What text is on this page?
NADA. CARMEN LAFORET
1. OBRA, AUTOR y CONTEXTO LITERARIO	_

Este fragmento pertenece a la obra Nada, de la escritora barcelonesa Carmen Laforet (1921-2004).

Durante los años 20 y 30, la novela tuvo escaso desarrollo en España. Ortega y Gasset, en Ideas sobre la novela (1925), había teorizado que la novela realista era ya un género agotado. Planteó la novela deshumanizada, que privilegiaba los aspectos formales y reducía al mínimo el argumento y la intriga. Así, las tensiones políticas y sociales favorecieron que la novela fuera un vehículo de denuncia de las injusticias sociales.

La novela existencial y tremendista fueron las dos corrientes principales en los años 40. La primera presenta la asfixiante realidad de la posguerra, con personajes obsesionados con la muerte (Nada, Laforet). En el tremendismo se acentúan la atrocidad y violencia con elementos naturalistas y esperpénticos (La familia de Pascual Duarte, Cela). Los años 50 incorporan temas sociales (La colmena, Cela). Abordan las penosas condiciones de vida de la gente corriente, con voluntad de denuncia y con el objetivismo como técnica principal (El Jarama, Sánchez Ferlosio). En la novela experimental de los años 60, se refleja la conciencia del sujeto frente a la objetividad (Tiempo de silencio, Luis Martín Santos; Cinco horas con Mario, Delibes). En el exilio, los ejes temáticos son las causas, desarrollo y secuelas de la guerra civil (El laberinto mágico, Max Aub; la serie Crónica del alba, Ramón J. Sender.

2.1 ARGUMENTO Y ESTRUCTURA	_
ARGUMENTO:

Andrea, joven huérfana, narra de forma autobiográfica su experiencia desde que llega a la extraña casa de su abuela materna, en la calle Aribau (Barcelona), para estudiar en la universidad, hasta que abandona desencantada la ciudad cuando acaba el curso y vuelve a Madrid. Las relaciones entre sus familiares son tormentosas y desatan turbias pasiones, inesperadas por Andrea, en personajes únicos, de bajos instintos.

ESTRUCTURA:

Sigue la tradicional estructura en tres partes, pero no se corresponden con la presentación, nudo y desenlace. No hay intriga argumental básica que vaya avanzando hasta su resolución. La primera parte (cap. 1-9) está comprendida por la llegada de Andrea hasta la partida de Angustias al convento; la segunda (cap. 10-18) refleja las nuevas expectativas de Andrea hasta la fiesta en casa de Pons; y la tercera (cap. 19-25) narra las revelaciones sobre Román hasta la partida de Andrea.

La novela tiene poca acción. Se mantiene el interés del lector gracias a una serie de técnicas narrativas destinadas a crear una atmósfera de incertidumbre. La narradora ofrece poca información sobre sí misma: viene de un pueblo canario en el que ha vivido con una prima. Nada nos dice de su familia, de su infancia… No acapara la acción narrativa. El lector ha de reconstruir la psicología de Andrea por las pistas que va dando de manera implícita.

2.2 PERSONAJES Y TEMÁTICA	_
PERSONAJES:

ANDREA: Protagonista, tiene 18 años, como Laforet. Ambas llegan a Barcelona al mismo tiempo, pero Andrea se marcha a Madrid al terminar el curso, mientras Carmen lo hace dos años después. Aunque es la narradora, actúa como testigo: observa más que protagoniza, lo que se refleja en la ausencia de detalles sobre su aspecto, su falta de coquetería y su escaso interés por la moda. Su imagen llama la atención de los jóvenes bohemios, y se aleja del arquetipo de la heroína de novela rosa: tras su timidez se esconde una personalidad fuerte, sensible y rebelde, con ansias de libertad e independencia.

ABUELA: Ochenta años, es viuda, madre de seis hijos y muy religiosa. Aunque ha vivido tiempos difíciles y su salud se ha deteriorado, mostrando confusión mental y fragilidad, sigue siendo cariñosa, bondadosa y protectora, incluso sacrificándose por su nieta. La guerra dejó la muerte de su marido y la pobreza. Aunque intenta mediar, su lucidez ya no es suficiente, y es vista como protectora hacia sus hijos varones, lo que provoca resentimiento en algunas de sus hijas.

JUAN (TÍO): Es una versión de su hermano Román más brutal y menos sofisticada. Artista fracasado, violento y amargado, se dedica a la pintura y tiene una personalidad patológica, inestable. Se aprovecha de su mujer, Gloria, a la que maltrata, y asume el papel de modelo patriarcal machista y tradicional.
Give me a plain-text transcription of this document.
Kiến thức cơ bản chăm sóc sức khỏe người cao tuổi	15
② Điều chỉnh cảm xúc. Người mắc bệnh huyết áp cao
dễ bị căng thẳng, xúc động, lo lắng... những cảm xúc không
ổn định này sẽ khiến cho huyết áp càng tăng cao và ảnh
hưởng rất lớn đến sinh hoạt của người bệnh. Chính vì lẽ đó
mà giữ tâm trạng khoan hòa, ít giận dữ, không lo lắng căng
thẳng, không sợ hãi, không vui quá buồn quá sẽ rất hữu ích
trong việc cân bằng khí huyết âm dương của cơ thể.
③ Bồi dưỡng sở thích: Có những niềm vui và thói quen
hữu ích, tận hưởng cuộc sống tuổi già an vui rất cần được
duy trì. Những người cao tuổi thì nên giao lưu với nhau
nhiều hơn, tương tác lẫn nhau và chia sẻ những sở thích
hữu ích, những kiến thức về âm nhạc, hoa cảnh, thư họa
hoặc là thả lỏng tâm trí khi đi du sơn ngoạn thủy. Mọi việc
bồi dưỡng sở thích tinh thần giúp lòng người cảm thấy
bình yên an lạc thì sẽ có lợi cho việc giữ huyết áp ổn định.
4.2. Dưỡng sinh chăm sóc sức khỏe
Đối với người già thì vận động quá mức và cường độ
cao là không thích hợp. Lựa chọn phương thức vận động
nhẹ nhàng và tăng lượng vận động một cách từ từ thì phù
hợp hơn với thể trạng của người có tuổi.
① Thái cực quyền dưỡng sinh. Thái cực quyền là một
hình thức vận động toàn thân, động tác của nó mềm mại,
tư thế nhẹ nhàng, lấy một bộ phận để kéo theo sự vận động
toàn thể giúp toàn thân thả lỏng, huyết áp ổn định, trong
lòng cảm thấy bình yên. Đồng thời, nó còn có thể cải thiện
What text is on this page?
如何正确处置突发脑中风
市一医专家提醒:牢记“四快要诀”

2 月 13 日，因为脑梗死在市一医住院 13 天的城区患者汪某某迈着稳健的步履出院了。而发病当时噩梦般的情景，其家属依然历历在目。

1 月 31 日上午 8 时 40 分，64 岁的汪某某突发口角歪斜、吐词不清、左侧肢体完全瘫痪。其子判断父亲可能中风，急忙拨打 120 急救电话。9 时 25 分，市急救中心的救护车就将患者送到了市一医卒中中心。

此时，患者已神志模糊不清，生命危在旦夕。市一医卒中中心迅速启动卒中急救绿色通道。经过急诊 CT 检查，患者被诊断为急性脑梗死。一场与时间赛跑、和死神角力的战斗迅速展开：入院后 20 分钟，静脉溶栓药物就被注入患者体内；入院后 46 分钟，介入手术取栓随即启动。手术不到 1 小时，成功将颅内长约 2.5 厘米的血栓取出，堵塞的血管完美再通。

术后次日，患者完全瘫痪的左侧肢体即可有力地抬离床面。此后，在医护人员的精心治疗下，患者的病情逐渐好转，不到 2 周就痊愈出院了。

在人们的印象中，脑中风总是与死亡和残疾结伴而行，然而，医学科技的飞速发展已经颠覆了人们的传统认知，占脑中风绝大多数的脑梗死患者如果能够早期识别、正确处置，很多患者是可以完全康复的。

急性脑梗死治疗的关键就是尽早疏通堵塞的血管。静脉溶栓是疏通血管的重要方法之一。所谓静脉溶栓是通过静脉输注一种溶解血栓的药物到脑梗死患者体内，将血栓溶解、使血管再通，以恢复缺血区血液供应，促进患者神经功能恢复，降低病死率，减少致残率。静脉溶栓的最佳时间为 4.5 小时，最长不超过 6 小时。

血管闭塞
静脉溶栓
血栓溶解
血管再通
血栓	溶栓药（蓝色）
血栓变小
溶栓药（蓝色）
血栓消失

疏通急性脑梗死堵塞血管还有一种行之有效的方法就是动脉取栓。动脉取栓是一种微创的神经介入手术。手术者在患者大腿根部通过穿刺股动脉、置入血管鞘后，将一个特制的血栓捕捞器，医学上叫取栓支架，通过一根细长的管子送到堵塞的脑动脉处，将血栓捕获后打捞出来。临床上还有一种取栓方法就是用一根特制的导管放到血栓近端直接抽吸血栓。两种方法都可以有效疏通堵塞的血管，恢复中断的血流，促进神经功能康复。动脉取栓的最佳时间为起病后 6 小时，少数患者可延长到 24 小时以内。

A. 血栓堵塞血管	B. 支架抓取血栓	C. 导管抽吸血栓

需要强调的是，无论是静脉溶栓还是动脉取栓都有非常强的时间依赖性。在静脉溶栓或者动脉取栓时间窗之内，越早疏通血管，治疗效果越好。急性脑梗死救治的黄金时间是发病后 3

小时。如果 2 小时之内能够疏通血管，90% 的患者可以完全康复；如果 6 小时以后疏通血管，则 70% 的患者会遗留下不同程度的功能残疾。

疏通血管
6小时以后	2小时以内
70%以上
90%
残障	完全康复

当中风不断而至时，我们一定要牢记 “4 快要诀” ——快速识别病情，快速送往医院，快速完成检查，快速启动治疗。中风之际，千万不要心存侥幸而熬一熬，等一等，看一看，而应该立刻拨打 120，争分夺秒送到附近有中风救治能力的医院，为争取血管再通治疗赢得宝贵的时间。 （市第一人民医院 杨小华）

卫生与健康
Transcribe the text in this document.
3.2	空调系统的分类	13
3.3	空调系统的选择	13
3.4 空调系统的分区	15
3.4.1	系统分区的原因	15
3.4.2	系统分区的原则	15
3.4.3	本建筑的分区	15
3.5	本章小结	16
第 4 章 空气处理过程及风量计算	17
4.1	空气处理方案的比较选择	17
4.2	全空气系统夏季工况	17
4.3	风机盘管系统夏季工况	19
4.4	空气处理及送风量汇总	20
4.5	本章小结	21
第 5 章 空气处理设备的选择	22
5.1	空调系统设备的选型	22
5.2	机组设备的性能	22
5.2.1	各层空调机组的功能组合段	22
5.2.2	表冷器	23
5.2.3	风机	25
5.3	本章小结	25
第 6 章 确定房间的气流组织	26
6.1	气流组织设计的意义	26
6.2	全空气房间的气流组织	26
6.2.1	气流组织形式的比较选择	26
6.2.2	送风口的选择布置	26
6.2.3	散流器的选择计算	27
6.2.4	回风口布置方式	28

== Given exercise ==
From the listing above, find the number of lines with the word "việc" in them. Answer with the number only.

== Answer to the problem ==
3